[start Input]

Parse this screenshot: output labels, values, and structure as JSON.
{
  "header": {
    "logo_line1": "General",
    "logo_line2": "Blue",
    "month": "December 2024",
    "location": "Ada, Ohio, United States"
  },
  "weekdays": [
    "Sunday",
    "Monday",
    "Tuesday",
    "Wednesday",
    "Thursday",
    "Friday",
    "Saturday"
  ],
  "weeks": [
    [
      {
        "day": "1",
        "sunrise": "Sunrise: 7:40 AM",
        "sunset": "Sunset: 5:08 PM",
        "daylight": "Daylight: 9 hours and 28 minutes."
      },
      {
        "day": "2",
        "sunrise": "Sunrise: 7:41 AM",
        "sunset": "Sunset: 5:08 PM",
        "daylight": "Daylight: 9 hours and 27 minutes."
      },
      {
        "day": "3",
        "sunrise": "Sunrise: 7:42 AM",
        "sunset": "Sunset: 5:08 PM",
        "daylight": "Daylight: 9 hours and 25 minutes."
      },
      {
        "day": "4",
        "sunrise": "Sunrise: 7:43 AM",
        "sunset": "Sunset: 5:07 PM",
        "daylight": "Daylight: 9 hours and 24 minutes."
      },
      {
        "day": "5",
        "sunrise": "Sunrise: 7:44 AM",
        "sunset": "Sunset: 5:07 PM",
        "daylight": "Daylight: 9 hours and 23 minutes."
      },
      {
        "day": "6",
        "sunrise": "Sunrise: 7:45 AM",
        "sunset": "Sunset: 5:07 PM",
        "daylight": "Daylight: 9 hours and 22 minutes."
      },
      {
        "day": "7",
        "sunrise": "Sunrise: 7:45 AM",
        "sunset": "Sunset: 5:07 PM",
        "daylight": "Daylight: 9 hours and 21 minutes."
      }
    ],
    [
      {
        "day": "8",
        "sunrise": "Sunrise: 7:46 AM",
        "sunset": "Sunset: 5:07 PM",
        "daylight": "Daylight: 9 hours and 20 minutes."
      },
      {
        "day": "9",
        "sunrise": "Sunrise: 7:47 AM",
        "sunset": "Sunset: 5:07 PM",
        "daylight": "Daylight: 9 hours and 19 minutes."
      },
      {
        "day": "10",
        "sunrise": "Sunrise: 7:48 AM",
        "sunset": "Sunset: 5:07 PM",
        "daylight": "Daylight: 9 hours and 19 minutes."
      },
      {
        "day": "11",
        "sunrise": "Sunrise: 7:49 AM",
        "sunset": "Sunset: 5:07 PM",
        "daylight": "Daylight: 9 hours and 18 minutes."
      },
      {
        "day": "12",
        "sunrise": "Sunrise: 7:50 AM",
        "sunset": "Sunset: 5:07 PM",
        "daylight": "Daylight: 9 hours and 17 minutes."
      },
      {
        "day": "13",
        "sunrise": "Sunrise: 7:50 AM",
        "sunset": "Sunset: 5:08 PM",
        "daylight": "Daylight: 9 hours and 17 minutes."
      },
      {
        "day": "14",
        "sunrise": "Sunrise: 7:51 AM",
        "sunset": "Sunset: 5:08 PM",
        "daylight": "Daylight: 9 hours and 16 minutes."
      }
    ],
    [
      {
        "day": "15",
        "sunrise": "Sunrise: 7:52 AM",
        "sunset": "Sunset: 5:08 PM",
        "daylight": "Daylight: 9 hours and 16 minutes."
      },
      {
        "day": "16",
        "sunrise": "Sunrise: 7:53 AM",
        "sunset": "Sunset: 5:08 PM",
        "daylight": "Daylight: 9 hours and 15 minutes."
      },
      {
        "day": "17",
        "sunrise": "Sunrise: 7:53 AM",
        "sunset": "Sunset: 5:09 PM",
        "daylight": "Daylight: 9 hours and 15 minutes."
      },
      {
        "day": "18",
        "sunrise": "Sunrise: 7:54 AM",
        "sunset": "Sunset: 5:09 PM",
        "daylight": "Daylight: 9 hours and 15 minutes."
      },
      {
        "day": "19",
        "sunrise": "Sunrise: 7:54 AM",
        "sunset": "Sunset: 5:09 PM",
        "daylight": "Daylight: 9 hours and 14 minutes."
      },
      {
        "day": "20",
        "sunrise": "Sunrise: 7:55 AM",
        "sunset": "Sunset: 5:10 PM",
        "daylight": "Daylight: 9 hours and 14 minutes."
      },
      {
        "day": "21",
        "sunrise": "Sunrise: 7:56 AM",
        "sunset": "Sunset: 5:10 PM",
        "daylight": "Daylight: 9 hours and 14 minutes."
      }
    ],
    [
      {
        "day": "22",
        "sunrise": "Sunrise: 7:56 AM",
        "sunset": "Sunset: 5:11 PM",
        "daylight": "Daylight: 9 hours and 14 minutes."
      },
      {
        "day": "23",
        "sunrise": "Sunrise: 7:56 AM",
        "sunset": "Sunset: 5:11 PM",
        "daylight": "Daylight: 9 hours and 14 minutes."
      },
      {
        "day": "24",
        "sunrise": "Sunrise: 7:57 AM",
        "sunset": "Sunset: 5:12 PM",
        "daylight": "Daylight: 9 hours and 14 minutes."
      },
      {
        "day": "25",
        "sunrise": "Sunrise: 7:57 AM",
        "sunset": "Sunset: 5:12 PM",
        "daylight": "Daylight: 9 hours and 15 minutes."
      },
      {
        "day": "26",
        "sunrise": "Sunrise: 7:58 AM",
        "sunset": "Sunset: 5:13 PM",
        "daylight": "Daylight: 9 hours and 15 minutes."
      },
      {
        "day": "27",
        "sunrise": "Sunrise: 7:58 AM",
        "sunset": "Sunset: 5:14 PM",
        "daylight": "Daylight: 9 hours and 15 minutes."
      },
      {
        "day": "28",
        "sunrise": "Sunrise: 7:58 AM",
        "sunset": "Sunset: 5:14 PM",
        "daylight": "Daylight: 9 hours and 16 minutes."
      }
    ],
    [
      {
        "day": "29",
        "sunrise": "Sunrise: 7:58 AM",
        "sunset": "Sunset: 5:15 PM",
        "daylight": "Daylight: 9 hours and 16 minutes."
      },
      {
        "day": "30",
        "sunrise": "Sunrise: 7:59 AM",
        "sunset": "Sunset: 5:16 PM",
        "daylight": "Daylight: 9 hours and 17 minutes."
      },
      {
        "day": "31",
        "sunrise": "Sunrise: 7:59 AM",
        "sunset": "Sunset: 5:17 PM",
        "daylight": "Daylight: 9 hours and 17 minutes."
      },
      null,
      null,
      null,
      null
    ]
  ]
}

[end Input]
[start Input]

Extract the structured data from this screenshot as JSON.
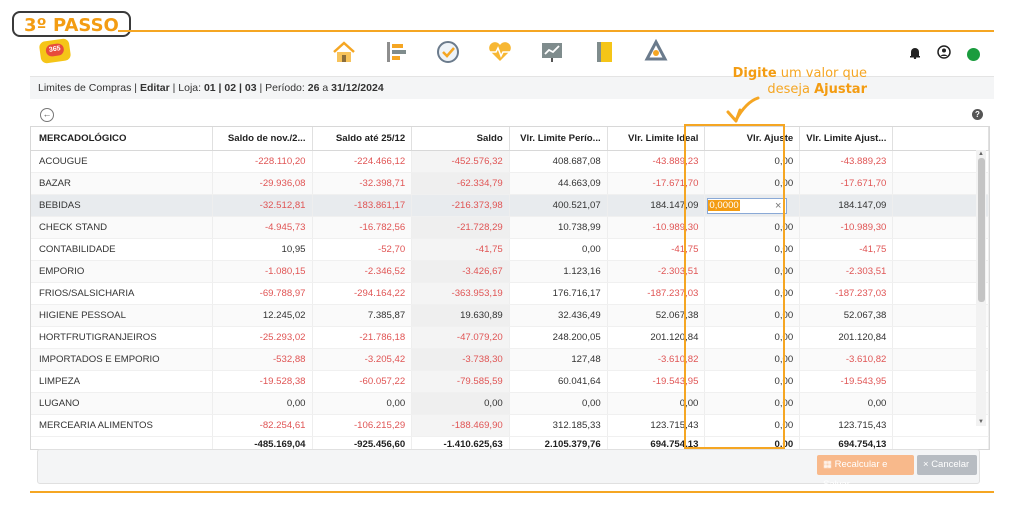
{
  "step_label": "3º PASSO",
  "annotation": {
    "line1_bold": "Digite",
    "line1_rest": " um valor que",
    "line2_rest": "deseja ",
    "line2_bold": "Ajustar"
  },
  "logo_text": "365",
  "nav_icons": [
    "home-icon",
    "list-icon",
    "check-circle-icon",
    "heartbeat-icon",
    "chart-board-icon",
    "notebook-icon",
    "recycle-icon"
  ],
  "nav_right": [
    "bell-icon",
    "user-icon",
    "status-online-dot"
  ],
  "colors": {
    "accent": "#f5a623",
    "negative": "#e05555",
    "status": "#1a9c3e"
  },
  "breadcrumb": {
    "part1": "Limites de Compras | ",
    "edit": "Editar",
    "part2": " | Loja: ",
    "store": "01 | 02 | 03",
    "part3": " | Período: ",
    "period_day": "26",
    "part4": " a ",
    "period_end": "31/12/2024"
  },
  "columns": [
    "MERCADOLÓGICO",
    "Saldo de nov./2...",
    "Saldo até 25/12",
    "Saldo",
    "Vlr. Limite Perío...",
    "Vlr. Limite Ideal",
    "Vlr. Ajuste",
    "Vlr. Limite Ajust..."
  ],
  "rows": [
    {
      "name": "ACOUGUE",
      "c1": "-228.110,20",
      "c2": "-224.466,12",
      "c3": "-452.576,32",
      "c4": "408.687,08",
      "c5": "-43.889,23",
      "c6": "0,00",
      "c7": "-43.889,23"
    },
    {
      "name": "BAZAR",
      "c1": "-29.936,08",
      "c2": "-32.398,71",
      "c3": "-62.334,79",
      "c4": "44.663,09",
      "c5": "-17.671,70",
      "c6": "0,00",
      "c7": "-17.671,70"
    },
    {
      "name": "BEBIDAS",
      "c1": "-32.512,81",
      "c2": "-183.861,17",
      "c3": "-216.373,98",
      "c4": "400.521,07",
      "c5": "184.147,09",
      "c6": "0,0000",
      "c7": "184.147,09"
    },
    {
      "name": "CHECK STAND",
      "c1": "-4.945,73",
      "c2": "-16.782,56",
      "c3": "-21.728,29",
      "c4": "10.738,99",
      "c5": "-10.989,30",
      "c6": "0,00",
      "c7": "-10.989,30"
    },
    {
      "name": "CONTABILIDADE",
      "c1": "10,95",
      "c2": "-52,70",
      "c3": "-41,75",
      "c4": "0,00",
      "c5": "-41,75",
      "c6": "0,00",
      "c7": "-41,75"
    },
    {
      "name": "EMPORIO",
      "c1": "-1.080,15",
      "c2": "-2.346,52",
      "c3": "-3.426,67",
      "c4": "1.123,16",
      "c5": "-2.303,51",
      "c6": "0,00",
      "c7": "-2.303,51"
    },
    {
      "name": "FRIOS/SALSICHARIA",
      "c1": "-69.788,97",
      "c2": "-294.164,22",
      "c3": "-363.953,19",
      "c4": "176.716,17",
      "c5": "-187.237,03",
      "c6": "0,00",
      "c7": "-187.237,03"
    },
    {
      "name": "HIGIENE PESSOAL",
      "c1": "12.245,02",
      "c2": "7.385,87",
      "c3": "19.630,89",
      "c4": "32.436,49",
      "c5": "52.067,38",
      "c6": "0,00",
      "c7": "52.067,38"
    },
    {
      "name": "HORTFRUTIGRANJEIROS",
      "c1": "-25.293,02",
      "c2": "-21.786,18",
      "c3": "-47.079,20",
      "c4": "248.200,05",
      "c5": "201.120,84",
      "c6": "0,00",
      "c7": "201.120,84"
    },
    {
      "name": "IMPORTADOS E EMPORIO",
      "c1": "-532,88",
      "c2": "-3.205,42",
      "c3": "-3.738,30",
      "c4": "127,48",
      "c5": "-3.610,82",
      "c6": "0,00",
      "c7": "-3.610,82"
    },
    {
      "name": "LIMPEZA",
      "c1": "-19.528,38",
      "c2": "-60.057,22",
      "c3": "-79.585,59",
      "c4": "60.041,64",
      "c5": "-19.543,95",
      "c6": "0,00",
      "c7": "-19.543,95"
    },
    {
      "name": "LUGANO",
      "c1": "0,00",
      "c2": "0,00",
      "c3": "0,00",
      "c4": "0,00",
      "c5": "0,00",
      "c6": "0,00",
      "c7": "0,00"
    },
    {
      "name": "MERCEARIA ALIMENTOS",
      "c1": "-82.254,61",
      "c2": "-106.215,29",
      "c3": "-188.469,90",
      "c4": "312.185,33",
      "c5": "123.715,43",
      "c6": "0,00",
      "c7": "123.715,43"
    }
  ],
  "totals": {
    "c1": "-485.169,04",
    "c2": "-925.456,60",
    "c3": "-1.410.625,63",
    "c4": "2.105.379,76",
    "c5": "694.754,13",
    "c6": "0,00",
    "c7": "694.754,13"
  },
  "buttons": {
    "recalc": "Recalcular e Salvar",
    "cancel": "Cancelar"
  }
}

[end Input]

▶ **What is expected**:
Copy each line containing the word "this" from the data.

▶ **Exercise response**:
Parse this screenshot: output labels, values, and structure as JSON.
Extract the structured data from this screenshot as JSON.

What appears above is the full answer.